> _Task brief_
Write the next part of the forum thread about International 4700 trucks, starting right after its last line.

> _Text excerpt_
* * *
THe difference is that the 7.3 in the Internationals is de-tuned substantially for longevity. I doubt you'll find one with more than 170 hp & 375 foot lbs. of torque, which is a far cry than what they were putting in Ford pick-ups. Add an Alison tranny behind it that eats up 30-50 HP and they become a dog.

If you're only looking to haul a few yards in the bed OR haul 10 K on a trailer, it should do OK, just don't expect it to do both at the same time...........


----------



## IMAGE (Oct 21, 2007)

jomama45;1507602 said:


> THe difference is that the 7.3 in the Internationals is de-tuned substantially for longevity. I doubt you'll find one with more than 170 hp & 375 foot lbs. of torque, which is a far cry than what they were putting in Ford pick-ups. Add an Alison tranny behind it that eats up 30-50 HP and they become a dog.
> 
> If you're only looking to haul a few yards in the bed OR haul 10 K on a trailer, it should do OK, just don't expect it to do both at the same time...........


I towed 11,000 lbs with mine at 60-65 with no issues or lack of power IMO. It is the 5 speed manual though. Not a race car by any means, and I didn't have any substantial hills on the interstate to deal with. I did get 12mpg also which was great IMO too. I'm sure you're correct though that If I would of had a load on the truck too then it would of been a dog.


----------



## DLMINC (Nov 6, 2011)

I've got an 1999 and 2000 4700 lpx with the auto and 444. I put a plug and play chip in them for around $300 each. We can hual 5-6 yards of soil without any issues. We can haul our tag trailer with the Deere 6330 with no prolblems. the trailer and Deere weigh about 14,000#. I'd never get a different medium duty truck.


----------



## alldayrj (Feb 28, 2010)

^^this is what i like to hear^^
Any pics of your setup?


----------



## DLMINC (Nov 6, 2011)

*4700 lpx*

Here is the 2000 4700 lpx with an Blizzard 8611 LP. It also has a central hydo under tailgate salter. With the plug and play chip for $300 it has all the power it needs. You need for a 10,500# truck when empty.


----------



## DLMINC (Nov 6, 2011)

Sorry about that, I hope you can stand on your head. :laughing:


----------



## DLMINC (Nov 6, 2011)

Lets hope this pic is better.


----------



## Banksy (Aug 31, 2005)

I'd love to plow in that truck. Cool rig.


----------



## DLMINC (Nov 6, 2011)

Banksy;1507785 said:


> I'd love to plow in that truck. Cool rig.
* * *
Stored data
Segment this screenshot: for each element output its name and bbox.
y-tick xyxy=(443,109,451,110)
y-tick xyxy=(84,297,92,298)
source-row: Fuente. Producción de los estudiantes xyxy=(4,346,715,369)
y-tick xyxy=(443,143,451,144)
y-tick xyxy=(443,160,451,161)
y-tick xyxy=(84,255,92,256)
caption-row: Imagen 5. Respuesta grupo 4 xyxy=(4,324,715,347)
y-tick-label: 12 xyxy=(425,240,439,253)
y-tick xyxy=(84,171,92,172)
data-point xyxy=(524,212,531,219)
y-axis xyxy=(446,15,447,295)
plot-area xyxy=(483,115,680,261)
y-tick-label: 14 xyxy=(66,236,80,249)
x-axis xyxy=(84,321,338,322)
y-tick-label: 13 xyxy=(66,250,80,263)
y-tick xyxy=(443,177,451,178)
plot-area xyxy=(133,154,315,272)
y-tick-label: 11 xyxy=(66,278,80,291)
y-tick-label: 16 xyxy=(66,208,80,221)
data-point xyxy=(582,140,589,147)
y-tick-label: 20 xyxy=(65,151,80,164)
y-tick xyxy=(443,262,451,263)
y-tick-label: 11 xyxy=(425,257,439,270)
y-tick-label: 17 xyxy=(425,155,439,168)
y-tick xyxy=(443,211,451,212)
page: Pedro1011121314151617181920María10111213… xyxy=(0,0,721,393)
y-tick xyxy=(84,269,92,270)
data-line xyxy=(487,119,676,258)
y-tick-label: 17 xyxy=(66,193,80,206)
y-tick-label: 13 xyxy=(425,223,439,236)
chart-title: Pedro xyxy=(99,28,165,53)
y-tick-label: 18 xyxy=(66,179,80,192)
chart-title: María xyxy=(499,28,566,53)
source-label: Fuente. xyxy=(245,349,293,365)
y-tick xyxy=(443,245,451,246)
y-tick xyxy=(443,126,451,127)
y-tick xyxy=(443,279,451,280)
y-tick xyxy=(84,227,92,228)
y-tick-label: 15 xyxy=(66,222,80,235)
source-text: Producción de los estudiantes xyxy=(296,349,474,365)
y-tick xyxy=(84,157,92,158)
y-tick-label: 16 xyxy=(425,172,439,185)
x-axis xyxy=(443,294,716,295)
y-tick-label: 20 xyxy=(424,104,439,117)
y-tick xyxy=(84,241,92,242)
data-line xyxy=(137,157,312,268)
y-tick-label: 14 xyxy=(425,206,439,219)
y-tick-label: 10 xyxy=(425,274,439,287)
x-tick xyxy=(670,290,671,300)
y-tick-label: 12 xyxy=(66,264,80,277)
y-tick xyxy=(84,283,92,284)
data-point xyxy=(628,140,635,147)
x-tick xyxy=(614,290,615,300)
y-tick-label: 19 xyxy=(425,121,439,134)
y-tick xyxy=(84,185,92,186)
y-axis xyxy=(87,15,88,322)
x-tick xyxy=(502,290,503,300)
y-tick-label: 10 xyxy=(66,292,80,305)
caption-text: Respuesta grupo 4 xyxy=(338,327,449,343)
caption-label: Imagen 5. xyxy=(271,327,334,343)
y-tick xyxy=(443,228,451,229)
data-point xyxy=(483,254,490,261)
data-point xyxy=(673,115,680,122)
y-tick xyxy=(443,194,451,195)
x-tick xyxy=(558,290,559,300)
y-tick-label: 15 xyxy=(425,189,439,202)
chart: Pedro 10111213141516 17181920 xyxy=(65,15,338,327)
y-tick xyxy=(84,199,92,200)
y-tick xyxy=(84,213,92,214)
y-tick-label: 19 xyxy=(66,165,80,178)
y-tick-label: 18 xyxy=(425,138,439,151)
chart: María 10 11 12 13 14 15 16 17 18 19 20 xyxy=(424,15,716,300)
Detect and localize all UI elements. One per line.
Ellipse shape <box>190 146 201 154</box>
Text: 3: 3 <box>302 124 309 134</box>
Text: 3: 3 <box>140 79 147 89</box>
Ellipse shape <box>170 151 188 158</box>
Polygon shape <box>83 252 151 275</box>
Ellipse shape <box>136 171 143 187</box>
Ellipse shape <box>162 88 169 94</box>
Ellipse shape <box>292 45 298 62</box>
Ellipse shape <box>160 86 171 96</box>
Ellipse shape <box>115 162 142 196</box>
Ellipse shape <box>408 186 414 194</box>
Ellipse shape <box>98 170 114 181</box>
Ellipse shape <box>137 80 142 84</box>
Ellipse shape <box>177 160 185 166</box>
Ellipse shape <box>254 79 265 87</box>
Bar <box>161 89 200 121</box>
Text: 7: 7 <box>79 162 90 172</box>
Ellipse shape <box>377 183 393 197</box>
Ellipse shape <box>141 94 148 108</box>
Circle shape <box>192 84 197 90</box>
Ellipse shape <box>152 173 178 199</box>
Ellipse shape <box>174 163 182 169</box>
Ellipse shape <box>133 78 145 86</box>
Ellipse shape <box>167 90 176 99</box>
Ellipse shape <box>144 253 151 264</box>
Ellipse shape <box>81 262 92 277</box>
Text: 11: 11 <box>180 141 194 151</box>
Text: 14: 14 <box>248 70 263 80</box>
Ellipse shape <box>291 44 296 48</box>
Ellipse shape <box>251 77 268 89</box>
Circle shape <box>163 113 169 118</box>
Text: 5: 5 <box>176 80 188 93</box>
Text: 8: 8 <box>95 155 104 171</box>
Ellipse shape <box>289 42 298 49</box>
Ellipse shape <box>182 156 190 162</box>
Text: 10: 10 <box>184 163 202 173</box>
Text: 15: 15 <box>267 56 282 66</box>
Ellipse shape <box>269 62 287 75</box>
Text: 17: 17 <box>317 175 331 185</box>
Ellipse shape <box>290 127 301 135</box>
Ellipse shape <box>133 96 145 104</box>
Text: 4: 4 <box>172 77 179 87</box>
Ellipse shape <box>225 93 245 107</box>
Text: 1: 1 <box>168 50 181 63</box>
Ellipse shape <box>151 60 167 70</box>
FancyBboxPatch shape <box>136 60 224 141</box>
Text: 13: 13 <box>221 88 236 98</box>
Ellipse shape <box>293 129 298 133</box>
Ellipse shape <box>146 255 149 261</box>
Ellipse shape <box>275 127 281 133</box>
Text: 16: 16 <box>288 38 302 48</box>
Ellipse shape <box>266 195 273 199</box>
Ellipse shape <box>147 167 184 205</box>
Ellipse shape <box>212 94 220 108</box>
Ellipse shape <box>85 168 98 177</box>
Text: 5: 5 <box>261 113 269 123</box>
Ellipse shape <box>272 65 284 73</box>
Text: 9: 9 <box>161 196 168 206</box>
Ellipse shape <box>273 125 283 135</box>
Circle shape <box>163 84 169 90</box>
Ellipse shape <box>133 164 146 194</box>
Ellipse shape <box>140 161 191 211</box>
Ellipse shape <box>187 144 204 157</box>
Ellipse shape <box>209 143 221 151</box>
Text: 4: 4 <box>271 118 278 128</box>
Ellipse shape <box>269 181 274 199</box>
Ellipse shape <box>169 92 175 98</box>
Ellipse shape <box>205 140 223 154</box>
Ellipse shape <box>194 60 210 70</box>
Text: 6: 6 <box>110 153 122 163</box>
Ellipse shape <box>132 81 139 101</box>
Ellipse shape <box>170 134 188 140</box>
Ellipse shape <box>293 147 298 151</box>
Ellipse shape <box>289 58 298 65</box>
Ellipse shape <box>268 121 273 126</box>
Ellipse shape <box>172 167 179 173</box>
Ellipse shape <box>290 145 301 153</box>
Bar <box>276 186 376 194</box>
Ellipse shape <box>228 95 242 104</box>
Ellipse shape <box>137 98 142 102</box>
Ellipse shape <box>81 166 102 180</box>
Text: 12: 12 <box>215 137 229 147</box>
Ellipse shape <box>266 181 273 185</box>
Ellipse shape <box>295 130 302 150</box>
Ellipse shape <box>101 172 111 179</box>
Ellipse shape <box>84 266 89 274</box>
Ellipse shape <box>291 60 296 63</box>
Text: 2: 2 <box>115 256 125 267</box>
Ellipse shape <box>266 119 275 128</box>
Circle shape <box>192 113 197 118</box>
* * *
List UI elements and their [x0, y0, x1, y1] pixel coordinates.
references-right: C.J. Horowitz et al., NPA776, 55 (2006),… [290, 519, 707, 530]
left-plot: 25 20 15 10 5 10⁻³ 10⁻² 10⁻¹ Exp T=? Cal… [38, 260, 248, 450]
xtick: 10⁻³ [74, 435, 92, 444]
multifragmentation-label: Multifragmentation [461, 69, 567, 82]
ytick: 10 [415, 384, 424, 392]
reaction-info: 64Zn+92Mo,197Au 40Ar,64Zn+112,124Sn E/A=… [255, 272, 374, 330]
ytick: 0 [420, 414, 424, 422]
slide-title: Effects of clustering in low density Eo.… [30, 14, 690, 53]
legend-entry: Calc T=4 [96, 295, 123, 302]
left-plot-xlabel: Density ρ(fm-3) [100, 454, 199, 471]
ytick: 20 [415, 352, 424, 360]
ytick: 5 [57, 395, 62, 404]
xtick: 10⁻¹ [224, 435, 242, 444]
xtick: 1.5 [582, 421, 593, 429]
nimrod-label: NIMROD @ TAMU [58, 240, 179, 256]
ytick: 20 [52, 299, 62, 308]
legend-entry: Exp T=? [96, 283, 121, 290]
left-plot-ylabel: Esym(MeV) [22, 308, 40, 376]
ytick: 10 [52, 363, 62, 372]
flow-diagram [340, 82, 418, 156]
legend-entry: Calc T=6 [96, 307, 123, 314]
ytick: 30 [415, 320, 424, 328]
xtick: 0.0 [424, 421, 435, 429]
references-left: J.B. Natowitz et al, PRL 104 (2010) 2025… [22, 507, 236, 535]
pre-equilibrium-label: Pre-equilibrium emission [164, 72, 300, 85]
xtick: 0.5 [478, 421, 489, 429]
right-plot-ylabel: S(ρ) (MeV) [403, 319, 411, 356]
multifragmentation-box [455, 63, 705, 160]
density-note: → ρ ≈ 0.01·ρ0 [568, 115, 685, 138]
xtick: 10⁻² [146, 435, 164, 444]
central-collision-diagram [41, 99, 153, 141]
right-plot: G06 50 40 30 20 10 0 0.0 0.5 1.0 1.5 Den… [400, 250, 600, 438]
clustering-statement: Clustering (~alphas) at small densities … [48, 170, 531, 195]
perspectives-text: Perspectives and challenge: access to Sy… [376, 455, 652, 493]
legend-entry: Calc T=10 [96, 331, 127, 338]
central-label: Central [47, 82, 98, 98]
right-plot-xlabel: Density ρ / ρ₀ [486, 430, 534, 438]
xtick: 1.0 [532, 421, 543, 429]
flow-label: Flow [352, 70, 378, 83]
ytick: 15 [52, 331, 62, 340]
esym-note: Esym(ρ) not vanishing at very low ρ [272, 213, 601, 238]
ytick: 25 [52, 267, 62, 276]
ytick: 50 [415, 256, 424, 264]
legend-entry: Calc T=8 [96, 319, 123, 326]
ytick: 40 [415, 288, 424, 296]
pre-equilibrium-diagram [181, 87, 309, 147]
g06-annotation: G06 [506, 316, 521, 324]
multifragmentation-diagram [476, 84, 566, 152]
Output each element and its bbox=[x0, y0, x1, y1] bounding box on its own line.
* * *
> _Reply_
It's worthless with out weight for plowing. I usally top off with salt before I plow. 10k for the truck plus 6 ton of salt...22k. It's a tank. You have to take it easy on the tranny, at least I do, scared to tear it up.


----------



## IMAGE (Oct 21, 2007)

DLMINC;1507782 said:


> Lets hope this pic is better.


Very nice truck!!!


----------



## SDLandscapes VT (Dec 17, 2008)

alldayrj

http://careytruckequipment.com/

gets those lpx trucks from time to time and they are pretty good to deal with--since they are a builder you can get it setup just the way you need it right at time of purchase


----------



## alldayrj (Feb 28, 2010)

i'll give you 15k tomorrow for that thing, its beautiful! just what I want.

what chip did you get? link?


----------



## alldayrj (Feb 28, 2010)

speak now or forever hold your peace, I finally convinced dad to go look at this truck tomorrow. only negative is it is experiencing some phantom dashboard electrical problems that seem to be standard for internationals.
http://newjersey.craigslist.org/cto/3360156372.html


----------



## IMAGE (Oct 21, 2007)

alldayrj;1509557 said:


> only negative is it is experiencing some phantom dashboard electrical problems that seem to be standard for internationals.
> ]


Dash lights only working intermittantly? Both of my Internationals do it also. On the one I think it _might_ be the dimmer switch. I haven't looked into it though.


----------



## DLMINC (Nov 6, 2011)

My two trucks also cut in and out on the dash. No big deal


----------



## alldayrj (Feb 28, 2010)

Ok I'll let you guys know if i go today


----------



## jomama45 (Dec 25, 2008)

alldayrj;1509557 said:


> speak now or forever hold your peace, I finally convinced dad to go look at this truck tomorrow. only negative is it is experiencing some phantom dashboard electrical problems that seem to be standard for internationals.
> http://newjersey.craigslist.org/cto/3360156372.html


Looks like a good truck with a nice box, for a fair price. I'd say go for it...........



DLMINC;1509579 said:


> My two trucks also cut in and out on the dash. No big deal


One of mine does it as well, any idea what causes it?


----------



## StuveCorp (Dec 20, 2005)

RJ, looking forward to hearing your impressions after a test drive.


----------



## alldayrj (Feb 28, 2010)

Well it drove awesome. Great turning radius and seemed like it had enough power HOWEVER it was unloaded. Dump body and underside cab and fiberglass we're really clean. I walked away because it had oil on the top of the motor, oil pan, and all over the tranny pan. When i told him i would need to have my mechanic look at it he also said the price went up 1000 to 13000. WTF you could have told me before i drive 1.5 hrs. I think its worth the price but i don't want him to have my fat roll of 100s. Little does he know i had cash in my pocket and license plates in my pickup. I hope he never sells it and 10 c list retards call him daily


----------



## StuveCorp (Dec 20, 2005)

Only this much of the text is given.